[START Data shown]
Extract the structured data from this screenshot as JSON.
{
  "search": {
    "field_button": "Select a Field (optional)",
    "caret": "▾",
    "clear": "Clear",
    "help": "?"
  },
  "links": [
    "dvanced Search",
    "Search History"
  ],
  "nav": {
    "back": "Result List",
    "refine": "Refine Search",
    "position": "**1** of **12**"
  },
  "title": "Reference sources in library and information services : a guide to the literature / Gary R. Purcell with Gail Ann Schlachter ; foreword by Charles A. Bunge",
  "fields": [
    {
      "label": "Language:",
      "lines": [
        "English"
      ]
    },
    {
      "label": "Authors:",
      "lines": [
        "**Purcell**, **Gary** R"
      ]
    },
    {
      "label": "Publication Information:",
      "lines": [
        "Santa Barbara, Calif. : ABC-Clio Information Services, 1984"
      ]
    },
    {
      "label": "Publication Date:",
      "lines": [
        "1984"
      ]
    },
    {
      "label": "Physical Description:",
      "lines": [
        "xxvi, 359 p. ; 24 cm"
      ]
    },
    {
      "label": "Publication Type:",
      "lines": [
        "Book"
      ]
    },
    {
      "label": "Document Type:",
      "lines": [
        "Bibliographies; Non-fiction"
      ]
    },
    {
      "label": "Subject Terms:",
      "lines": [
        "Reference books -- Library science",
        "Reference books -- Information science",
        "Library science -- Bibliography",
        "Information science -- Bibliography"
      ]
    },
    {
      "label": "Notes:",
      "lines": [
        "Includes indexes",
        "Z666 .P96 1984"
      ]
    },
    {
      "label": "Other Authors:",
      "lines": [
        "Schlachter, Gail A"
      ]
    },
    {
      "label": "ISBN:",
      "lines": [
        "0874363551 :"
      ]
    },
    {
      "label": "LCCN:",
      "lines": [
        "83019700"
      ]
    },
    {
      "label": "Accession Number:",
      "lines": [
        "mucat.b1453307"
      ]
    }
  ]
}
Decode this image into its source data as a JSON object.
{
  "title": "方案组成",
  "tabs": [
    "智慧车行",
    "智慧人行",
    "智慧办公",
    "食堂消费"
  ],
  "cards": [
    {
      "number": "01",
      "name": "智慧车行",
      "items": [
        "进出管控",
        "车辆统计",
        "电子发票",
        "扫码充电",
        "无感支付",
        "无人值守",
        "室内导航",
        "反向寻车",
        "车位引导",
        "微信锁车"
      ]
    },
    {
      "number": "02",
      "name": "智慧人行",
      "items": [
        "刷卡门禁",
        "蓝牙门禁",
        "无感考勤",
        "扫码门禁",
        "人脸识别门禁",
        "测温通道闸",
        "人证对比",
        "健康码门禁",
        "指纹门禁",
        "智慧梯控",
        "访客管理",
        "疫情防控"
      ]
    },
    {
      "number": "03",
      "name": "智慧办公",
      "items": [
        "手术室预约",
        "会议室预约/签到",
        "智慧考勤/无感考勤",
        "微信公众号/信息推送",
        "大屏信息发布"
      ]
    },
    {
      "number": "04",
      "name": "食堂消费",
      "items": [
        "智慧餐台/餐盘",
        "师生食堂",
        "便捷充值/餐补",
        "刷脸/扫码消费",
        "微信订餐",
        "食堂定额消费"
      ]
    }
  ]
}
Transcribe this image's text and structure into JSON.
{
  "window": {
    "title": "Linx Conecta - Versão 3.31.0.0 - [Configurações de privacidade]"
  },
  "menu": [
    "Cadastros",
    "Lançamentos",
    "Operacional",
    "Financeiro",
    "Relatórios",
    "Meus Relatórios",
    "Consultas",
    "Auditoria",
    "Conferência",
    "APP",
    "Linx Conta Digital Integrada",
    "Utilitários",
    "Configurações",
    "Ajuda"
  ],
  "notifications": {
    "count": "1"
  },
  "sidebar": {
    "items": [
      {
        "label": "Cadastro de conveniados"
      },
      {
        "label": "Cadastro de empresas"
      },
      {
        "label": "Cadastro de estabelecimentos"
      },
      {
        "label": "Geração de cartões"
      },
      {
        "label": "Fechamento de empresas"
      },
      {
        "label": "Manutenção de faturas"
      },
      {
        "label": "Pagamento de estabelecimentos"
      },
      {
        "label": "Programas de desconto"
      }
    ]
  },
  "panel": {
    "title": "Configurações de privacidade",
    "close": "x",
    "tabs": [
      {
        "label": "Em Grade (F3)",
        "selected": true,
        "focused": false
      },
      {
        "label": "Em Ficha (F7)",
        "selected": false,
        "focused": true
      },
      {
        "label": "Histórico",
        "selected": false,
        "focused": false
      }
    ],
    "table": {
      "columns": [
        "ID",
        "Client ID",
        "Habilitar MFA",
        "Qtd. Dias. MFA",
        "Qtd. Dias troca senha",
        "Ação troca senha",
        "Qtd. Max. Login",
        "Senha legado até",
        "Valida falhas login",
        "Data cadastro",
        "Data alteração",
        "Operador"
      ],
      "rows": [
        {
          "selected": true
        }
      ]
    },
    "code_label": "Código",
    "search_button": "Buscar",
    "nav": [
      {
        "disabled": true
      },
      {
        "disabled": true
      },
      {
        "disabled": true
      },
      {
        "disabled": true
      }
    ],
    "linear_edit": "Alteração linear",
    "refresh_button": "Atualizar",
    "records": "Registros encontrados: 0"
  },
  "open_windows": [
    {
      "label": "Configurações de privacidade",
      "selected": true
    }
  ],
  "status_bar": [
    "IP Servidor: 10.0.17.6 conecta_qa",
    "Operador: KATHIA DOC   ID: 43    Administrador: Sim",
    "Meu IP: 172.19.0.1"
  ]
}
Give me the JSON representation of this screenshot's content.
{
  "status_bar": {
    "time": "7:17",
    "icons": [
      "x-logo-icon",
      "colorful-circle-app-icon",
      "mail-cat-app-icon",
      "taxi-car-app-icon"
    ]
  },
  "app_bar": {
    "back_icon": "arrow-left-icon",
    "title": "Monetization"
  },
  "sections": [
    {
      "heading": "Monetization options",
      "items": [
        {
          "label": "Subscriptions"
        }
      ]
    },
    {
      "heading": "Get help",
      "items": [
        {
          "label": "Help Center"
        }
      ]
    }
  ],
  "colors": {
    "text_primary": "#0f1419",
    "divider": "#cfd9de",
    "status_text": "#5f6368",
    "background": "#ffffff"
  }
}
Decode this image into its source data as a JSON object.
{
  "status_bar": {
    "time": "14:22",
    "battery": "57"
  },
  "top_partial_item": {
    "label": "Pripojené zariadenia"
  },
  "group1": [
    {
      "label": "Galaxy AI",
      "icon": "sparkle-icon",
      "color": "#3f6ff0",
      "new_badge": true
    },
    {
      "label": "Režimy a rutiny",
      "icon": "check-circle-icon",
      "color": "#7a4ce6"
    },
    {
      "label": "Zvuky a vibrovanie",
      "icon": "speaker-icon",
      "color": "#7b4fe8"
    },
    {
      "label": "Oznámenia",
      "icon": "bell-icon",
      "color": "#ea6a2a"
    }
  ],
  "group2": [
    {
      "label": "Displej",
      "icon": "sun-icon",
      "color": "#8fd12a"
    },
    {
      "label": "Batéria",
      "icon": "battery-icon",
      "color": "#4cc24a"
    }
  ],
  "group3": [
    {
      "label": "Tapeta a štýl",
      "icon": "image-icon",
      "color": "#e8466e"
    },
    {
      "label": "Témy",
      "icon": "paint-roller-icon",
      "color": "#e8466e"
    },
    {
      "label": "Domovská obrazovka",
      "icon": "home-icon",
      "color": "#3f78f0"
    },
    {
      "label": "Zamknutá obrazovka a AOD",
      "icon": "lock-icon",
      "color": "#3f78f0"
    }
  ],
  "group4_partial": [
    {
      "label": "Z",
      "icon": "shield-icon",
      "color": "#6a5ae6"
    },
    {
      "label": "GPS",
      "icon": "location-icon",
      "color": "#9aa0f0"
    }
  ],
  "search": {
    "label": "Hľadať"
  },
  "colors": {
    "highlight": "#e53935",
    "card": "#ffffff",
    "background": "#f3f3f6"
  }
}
[END Data shown]
Requirement |
From the listing, copy every line where the string "title" appears.

Written response |
  "title": "Reference sources in library and information services : a guide to the literature / Gary R. Purcell with Gail Ann Schlachter ; foreword by Charles A. Bunge",
  "title": "方案组成",
    "title": "Linx Conecta - Versão 3.31.0.0 - [Configurações de privacidade]"
    "title": "Configurações de privacidade",
    "title": "Monetization"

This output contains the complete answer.